**STATED GOAL:** Return each line that holds the word "przez".

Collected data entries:
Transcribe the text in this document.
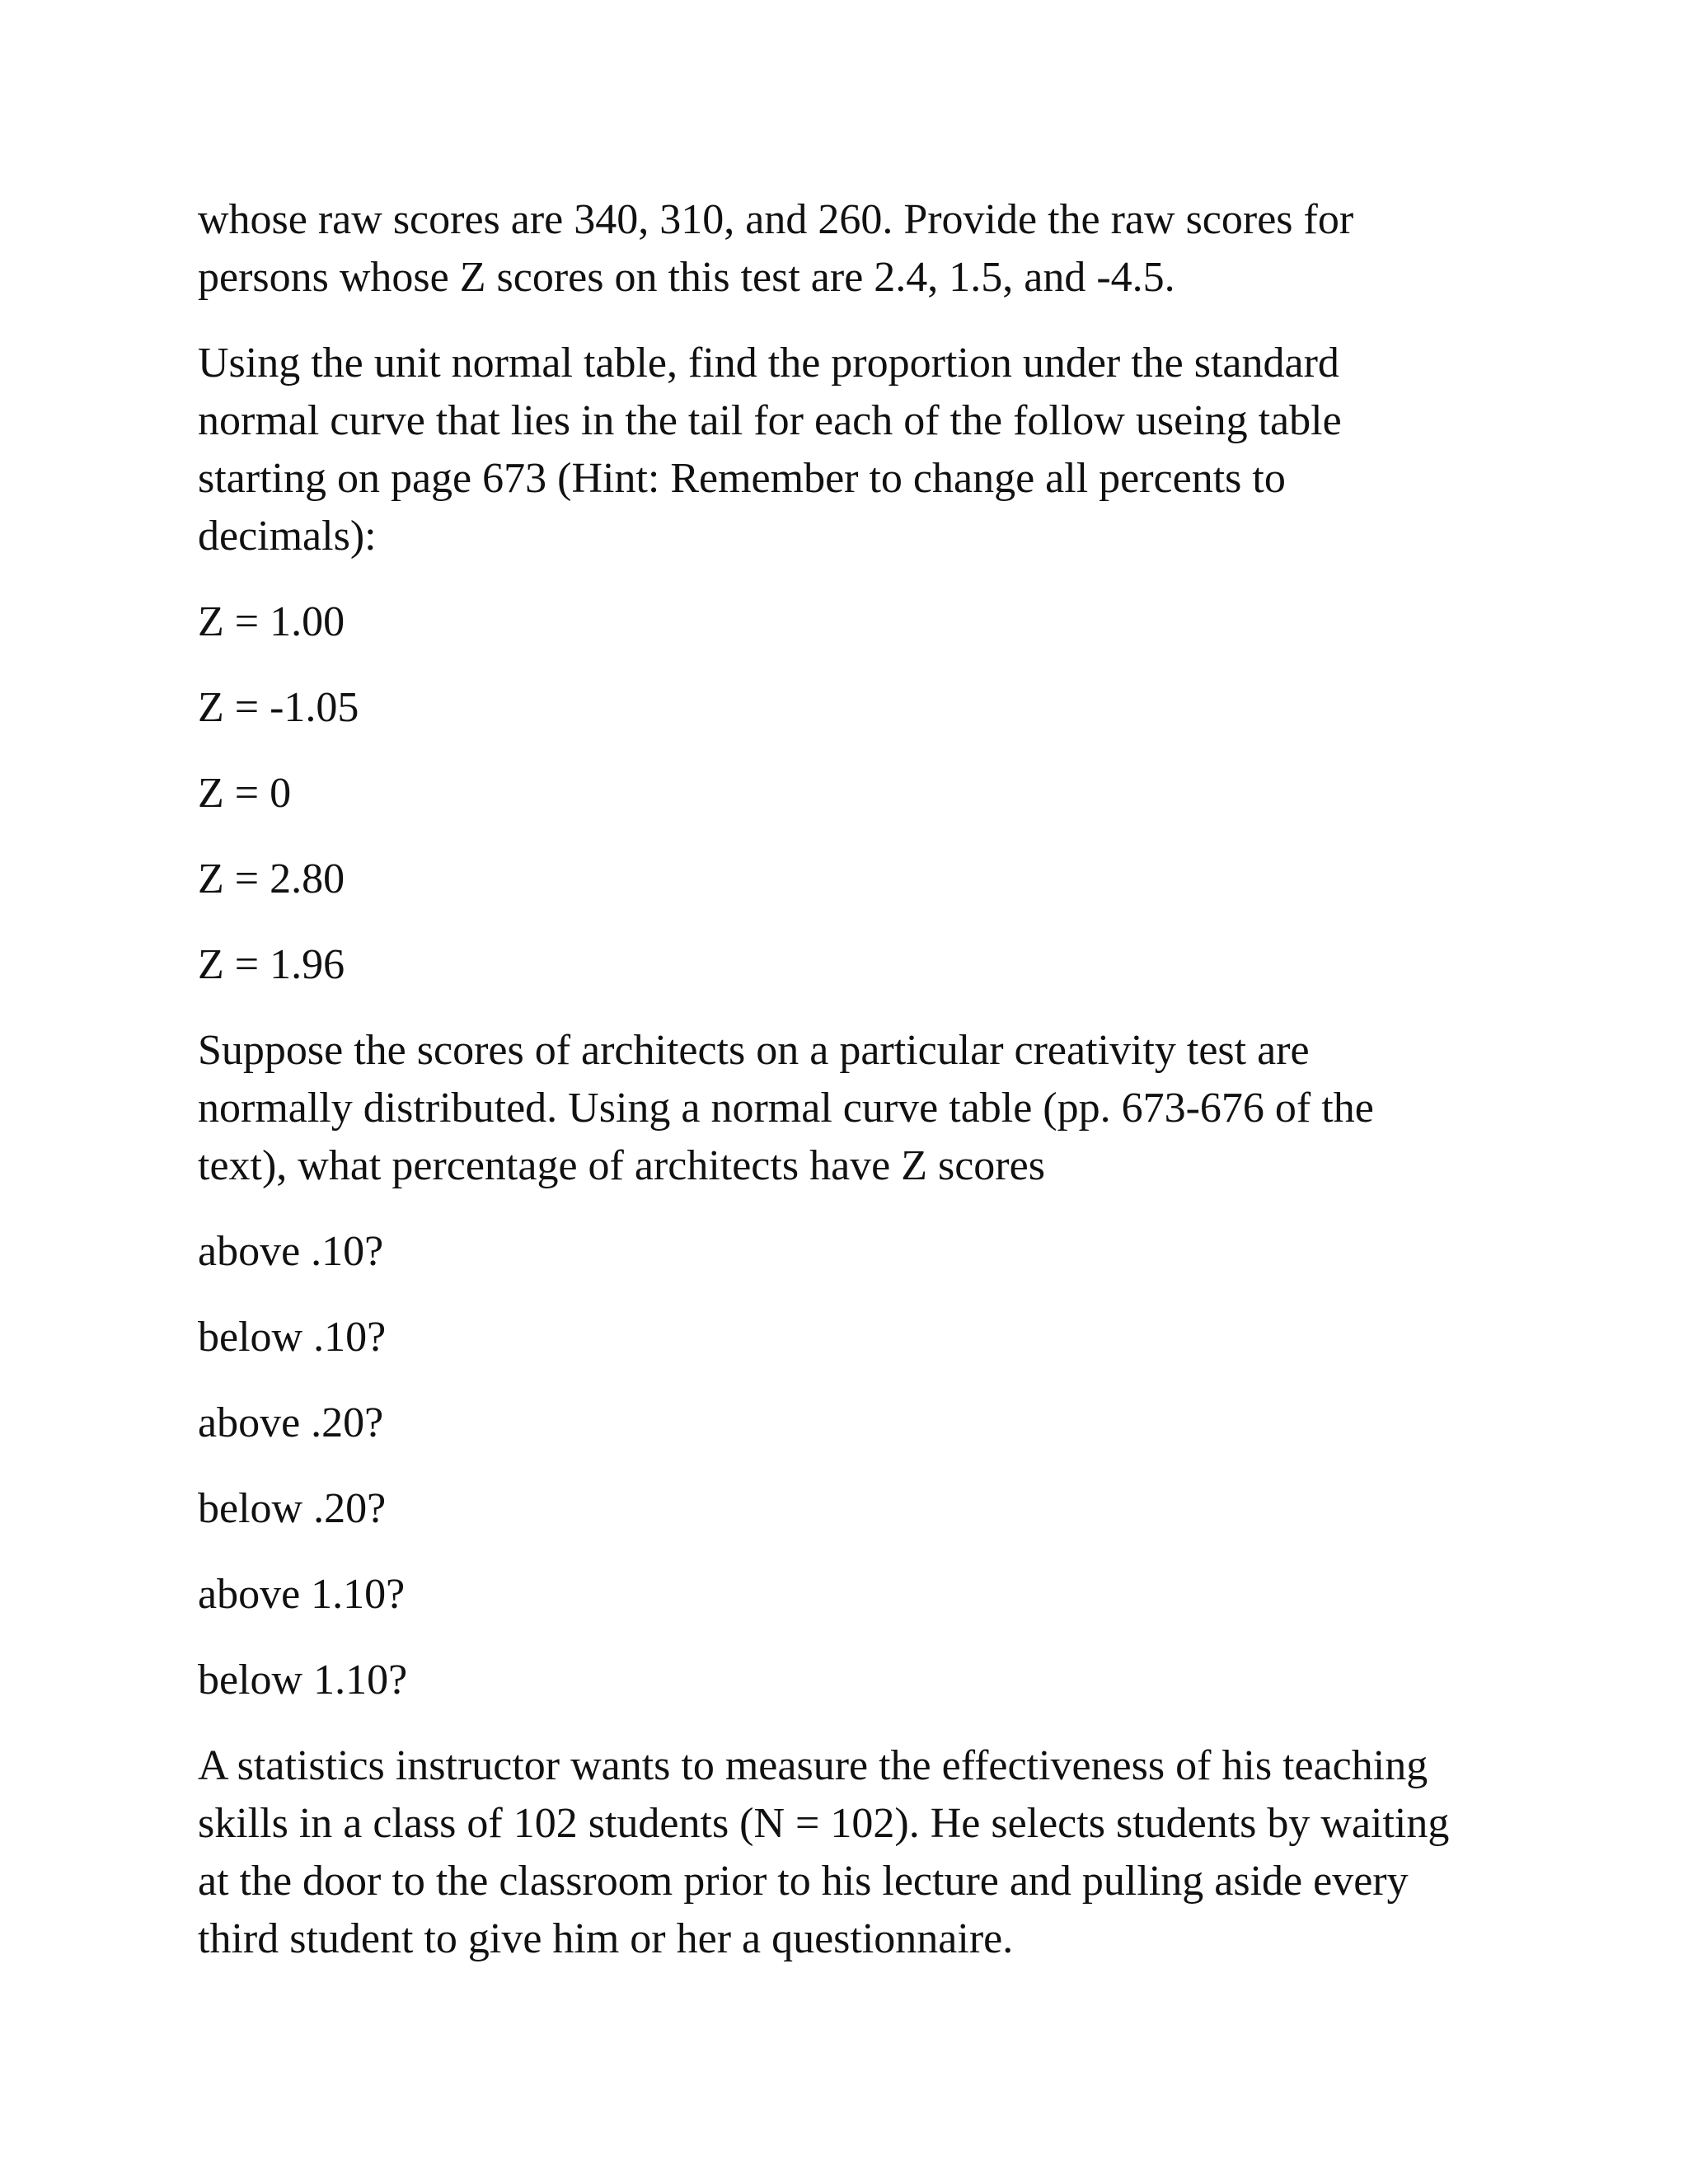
whose raw scores are 340, 310, and 260. Provide the raw scores for
persons whose Z scores on this test are 2.4, 1.5, and -4.5.
Using the unit normal table, find the proportion under the standard
normal curve that lies in the tail for each of the follow useing table
starting on page 673 (Hint: Remember to change all percents to
decimals):
Z = 1.00
Z = -1.05
Z = 0
Z = 2.80
Z = 1.96
Suppose the scores of architects on a particular creativity test are
normally distributed. Using a normal curve table (pp. 673-676 of the
text), what percentage of architects have Z scores
above .10?
below .10?
above .20?
below .20?
above 1.10?
below 1.10?
A statistics instructor wants to measure the effectiveness of his teaching
skills in a class of 102 students (N = 102). He selects students by waiting
at the door to the classroom prior to his lecture and pulling aside every
third student to give him or her a questionnaire.
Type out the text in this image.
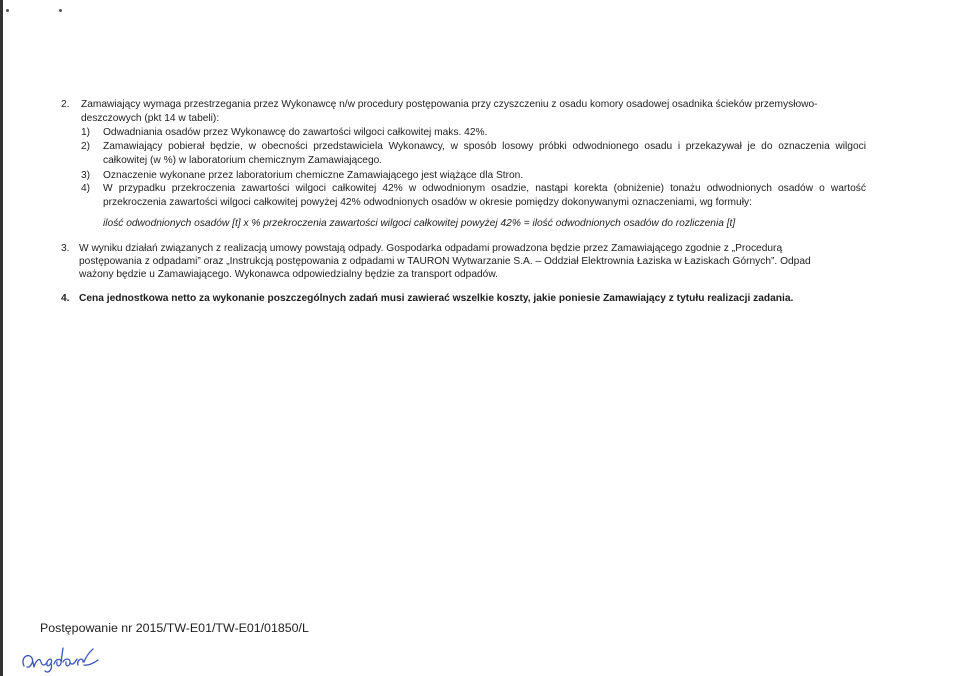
2. Zamawiający wymaga przestrzegania przez Wykonawcę n/w procedury postępowania przy czyszczeniu z osadu komory osadowej osadnika ścieków przemysłowo-
deszczowych (pkt 14 w tabeli):
1) Odwadniania osadów przez Wykonawcę do zawartości wilgoci całkowitej maks. 42%.
2) Zamawiający pobierał będzie, w obecności przedstawiciela Wykonawcy, w sposób losowy próbki odwodnionego osadu i przekazywał je do oznaczenia wilgoci
całkowitej (w %) w laboratorium chemicznym Zamawiającego.
3) Oznaczenie wykonane przez laboratorium chemiczne Zamawiającego jest wiążące dla Stron.
4) W przypadku przekroczenia zawartości wilgoci całkowitej 42% w odwodnionym osadzie, nastąpi korekta (obniżenie) tonażu odwodnionych osadów o wartość
przekroczenia zawartości wilgoci całkowitej powyżej 42% odwodnionych osadów w okresie pomiędzy dokonywanymi oznaczeniami, wg formuły:
ilość odwodnionych osadów [t] x % przekroczenia zawartości wilgoci całkowitej powyżej 42% = ilość odwodnionych osadów do rozliczenia [t]
3. W wyniku działań związanych z realizacją umowy powstają odpady. Gospodarka odpadami prowadzona będzie przez Zamawiającego zgodnie z „Procedurą
postępowania z odpadami” oraz „Instrukcją postępowania z odpadami w TAURON Wytwarzanie S.A. – Oddział Elektrownia Łaziska w Łaziskach Górnych”. Odpad
ważony będzie u Zamawiającego. Wykonawca odpowiedzialny będzie za transport odpadów.
4. Cena jednostkowa netto za wykonanie poszczególnych zadań musi zawierać wszelkie koszty, jakie poniesie Zamawiający z tytułu realizacji zadania.
Postępowanie nr 2015/TW-E01/TW-E01/01850/L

**CORRECT ANSWER:**
2. Zamawiający wymaga przestrzegania przez Wykonawcę n/w procedury postępowania przy czyszczeniu z osadu komory osadowej osadnika ścieków przemysłowo-
1) Odwadniania osadów przez Wykonawcę do zawartości wilgoci całkowitej maks. 42%.
3) Oznaczenie wykonane przez laboratorium chemiczne Zamawiającego jest wiążące dla Stron.
3. W wyniku działań związanych z realizacją umowy powstają odpady. Gospodarka odpadami prowadzona będzie przez Zamawiającego zgodnie z „Procedurą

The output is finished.